▶ MATERIAL FOR THE TASK
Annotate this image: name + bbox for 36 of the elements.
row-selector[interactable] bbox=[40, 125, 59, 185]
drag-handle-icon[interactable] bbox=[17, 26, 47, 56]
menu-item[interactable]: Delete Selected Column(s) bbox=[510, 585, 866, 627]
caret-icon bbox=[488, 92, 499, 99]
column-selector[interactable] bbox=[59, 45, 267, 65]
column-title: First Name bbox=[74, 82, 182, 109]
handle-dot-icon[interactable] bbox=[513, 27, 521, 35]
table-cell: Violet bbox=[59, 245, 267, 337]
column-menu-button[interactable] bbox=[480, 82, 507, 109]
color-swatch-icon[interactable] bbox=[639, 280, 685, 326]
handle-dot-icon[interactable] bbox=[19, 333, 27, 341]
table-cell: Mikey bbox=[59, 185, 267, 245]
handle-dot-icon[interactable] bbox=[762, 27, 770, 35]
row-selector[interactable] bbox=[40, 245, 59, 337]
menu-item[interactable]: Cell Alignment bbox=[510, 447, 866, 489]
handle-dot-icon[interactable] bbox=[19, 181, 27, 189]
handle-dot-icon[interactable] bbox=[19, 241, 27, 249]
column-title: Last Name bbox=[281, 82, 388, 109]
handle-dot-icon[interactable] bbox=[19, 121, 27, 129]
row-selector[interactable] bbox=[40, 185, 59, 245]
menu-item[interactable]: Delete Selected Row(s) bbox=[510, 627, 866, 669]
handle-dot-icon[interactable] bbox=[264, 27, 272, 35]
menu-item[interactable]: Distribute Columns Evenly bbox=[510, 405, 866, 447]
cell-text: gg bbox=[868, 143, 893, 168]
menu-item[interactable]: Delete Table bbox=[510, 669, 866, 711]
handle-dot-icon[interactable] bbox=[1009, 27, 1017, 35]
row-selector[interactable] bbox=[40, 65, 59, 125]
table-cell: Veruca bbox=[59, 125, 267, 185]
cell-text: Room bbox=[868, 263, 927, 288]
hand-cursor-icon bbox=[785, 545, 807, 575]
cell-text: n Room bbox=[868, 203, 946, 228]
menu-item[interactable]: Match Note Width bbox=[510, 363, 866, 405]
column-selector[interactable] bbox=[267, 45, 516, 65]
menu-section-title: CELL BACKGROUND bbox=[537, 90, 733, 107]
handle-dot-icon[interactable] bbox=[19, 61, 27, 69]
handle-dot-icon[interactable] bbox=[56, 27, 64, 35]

...

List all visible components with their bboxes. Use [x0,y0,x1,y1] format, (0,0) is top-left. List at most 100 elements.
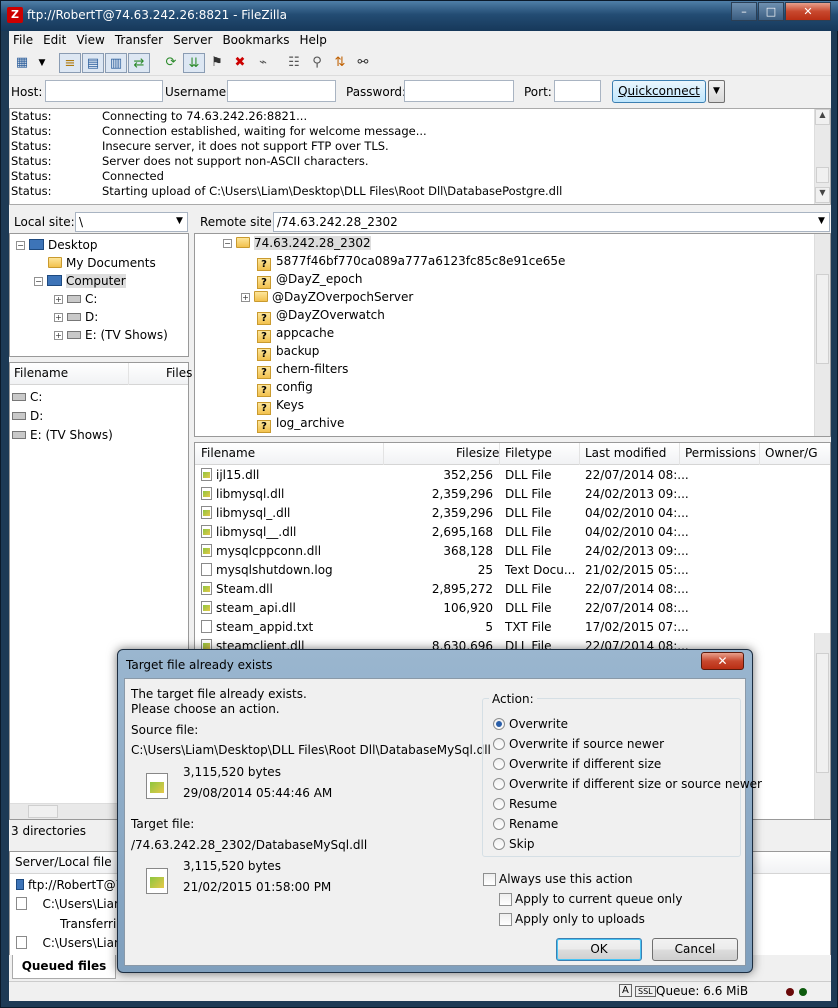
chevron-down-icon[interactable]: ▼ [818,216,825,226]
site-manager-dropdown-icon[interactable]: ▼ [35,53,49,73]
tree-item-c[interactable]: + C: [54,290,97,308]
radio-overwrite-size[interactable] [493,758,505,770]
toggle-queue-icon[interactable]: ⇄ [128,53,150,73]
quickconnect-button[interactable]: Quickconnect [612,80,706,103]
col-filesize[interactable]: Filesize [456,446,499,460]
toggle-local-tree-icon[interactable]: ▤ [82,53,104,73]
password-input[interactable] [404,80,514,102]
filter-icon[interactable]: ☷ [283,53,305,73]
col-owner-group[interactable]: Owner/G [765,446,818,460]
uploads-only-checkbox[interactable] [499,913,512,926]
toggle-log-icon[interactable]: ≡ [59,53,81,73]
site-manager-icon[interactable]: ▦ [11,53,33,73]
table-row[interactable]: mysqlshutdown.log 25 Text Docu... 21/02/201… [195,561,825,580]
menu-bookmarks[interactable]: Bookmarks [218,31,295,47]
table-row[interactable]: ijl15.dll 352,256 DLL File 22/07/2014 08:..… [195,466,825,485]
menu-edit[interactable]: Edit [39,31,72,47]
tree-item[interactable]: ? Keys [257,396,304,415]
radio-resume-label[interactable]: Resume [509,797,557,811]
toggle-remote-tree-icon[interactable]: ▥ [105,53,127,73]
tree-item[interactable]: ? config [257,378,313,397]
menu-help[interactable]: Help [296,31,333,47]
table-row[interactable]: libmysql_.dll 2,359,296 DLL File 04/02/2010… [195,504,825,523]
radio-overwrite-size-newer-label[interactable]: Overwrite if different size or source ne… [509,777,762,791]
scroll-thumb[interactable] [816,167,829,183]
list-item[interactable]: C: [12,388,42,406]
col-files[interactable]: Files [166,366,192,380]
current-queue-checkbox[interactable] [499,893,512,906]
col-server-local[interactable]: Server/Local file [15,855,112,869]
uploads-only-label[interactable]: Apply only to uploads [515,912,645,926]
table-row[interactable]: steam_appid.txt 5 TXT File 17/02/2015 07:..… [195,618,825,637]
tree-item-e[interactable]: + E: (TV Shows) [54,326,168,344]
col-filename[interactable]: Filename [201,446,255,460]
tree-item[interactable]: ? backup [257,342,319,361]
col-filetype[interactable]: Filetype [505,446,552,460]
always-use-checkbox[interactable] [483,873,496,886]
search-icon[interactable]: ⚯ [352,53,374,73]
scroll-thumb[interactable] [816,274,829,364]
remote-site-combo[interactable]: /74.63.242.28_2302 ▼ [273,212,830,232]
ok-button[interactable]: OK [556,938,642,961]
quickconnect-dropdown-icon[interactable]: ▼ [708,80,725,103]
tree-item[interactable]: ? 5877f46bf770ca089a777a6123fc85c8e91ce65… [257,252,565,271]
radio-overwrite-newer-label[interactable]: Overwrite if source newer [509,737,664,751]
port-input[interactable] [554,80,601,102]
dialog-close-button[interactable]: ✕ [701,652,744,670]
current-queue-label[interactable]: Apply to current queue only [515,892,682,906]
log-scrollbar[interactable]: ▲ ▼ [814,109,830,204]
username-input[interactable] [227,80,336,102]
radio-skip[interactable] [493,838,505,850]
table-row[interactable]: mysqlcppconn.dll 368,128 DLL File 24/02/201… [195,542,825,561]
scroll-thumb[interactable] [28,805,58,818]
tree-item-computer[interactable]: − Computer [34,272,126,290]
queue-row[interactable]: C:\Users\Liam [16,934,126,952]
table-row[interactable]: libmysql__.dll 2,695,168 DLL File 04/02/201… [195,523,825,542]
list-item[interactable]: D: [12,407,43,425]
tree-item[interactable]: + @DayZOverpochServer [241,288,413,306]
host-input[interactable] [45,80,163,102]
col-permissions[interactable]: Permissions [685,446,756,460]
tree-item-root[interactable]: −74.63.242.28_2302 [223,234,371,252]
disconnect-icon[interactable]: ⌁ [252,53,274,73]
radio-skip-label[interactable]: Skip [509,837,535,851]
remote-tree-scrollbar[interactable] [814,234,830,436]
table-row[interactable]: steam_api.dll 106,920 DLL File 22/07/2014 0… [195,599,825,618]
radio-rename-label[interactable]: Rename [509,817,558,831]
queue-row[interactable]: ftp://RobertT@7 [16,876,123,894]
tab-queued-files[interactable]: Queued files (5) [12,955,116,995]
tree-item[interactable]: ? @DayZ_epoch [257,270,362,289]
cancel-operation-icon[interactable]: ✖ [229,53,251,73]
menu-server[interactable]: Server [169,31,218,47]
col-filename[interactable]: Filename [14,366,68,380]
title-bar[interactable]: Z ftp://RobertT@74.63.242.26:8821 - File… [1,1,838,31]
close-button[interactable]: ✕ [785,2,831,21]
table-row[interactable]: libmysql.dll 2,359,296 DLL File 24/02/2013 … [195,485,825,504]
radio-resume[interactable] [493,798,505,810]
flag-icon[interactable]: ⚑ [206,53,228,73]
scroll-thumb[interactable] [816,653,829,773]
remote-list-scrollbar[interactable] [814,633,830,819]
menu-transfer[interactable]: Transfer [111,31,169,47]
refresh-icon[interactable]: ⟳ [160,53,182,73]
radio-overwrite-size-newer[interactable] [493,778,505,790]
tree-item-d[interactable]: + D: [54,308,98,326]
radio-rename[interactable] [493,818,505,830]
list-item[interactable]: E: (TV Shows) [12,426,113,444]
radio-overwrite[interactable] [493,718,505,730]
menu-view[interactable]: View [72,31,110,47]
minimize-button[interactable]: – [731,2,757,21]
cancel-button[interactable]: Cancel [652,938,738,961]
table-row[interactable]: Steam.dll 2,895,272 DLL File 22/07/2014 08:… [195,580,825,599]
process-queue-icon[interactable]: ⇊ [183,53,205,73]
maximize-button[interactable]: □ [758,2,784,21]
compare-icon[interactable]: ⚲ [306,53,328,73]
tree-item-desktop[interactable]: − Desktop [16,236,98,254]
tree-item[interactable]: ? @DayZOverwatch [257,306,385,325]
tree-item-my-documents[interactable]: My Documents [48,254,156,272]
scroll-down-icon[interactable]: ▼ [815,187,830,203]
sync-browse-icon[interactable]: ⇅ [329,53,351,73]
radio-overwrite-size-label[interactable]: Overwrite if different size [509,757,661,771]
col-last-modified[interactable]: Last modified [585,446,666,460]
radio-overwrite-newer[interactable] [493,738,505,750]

...

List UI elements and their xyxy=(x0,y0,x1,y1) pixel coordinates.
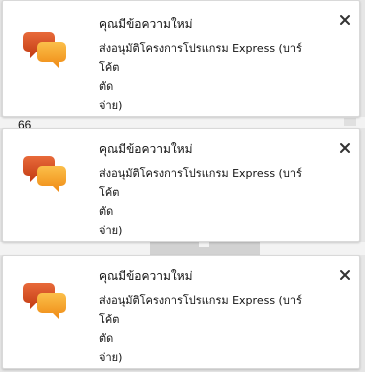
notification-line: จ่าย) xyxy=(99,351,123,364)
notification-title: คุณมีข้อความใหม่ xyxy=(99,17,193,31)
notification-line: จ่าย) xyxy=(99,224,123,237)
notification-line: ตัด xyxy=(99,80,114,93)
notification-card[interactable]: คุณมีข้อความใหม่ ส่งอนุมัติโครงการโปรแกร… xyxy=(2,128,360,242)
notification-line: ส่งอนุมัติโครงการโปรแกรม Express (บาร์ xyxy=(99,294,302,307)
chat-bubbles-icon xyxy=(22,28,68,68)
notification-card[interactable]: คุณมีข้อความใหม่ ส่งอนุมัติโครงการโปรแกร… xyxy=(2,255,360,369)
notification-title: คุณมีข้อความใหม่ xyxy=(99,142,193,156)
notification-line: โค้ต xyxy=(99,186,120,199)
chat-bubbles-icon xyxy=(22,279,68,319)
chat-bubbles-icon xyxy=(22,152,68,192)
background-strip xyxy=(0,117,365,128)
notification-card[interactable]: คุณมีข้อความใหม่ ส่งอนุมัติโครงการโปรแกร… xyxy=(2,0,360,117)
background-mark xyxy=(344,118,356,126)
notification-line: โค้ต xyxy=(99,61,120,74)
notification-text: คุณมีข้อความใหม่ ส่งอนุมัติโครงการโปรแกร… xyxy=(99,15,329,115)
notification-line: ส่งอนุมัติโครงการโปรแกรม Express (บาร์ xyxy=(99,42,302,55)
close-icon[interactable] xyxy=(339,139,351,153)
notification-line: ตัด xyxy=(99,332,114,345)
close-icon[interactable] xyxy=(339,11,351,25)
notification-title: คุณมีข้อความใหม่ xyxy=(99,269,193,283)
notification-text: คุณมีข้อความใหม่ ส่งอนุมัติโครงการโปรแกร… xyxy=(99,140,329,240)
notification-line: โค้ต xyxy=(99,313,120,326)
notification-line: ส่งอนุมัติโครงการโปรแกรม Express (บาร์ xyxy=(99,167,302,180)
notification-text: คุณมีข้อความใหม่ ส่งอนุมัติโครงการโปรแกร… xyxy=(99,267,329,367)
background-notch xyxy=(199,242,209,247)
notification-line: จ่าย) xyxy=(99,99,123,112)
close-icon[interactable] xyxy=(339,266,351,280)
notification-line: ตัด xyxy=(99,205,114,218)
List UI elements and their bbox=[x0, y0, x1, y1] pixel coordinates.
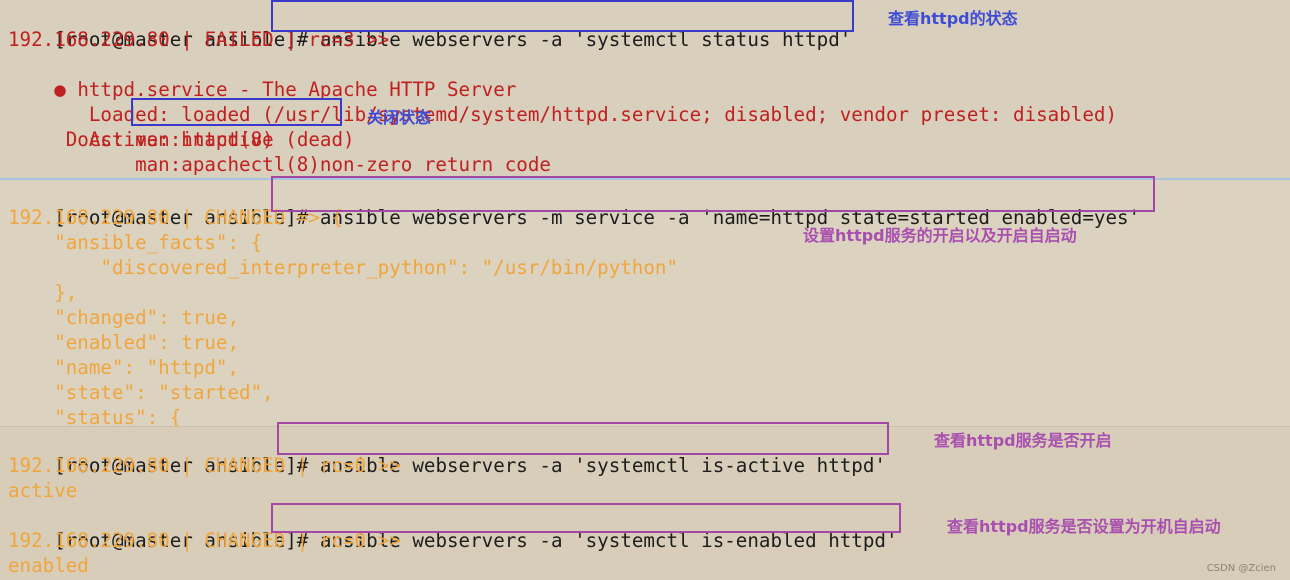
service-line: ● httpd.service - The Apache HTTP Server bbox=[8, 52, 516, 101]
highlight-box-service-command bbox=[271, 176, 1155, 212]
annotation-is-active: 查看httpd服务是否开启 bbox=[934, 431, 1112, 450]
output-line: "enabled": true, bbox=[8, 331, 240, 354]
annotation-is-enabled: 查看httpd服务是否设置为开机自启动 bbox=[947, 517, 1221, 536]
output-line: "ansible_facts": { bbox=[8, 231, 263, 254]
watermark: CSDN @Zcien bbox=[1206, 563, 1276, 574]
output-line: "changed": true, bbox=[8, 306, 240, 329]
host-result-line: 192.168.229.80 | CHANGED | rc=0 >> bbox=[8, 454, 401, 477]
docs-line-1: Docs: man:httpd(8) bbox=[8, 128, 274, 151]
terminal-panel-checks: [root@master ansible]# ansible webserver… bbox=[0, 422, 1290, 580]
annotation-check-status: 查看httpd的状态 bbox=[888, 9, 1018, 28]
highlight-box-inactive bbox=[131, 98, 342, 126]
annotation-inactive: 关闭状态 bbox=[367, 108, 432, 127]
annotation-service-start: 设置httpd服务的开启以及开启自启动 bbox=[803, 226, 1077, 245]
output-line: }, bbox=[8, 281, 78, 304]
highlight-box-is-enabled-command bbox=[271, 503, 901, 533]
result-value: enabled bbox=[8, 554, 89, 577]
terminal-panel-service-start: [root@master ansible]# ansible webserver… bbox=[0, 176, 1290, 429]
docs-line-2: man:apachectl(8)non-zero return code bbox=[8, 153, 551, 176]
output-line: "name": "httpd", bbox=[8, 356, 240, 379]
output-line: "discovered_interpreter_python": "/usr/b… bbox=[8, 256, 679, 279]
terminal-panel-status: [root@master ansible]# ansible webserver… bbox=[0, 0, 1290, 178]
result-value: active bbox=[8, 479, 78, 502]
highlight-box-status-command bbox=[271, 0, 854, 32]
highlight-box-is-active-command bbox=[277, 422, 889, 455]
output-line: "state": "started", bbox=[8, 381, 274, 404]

▶ TO BE DONE
Starting at the line that contains "service-line: ● httpd.service" and ending at the line that contains "highlight-box-status-command bbox=[271, 0, 854, 32]", format those lines as a numbered list, omitting any blank lines.

▶ REPLY TO THE EXERCISE
1. service-line: ● httpd.service - The Apache HTTP Server bbox=[8, 52, 516, 101]
2. highlight-box-service-command bbox=[271, 176, 1155, 212]
3. annotation-is-active: 查看httpd服务是否开启 bbox=[934, 431, 1112, 450]
4. output-line: "enabled": true, bbox=[8, 331, 240, 354]
5. annotation-is-enabled: 查看httpd服务是否设置为开机自启动 bbox=[947, 517, 1221, 536]
6. output-line: "ansible_facts": { bbox=[8, 231, 263, 254]
7. watermark: CSDN @Zcien bbox=[1206, 563, 1276, 574]
8. output-line: "changed": true, bbox=[8, 306, 240, 329]
9. host-result-line: 192.168.229.80 | CHANGED | rc=0 >> bbox=[8, 454, 401, 477]
10. docs-line-1: Docs: man:httpd(8) bbox=[8, 128, 274, 151]
11. terminal-panel-checks: [root@master ansible]# ansible webserver… bbox=[0, 422, 1290, 580]
12. annotation-check-status: 查看httpd的状态 bbox=[888, 9, 1018, 28]
13. highlight-box-inactive bbox=[131, 98, 342, 126]
14. annotation-inactive: 关闭状态 bbox=[367, 108, 432, 127]
15. annotation-service-start: 设置httpd服务的开启以及开启自启动 bbox=[803, 226, 1077, 245]
16. output-line: }, bbox=[8, 281, 78, 304]
17. highlight-box-is-enabled-command bbox=[271, 503, 901, 533]
18. result-value: enabled bbox=[8, 554, 89, 577]
19. terminal-panel-service-start: [root@master ansible]# ansible webserver… bbox=[0, 176, 1290, 429]
20. docs-line-2: man:apachectl(8)non-zero return code bbox=[8, 153, 551, 176]
21. output-line: "name": "httpd", bbox=[8, 356, 240, 379]
22. output-line: "discovered_interpreter_python": "/usr/b… bbox=[8, 256, 679, 279]
23. terminal-panel-status: [root@master ansible]# ansible webserver… bbox=[0, 0, 1290, 178]
24. result-value: active bbox=[8, 479, 78, 502]
25. highlight-box-status-command bbox=[271, 0, 854, 32]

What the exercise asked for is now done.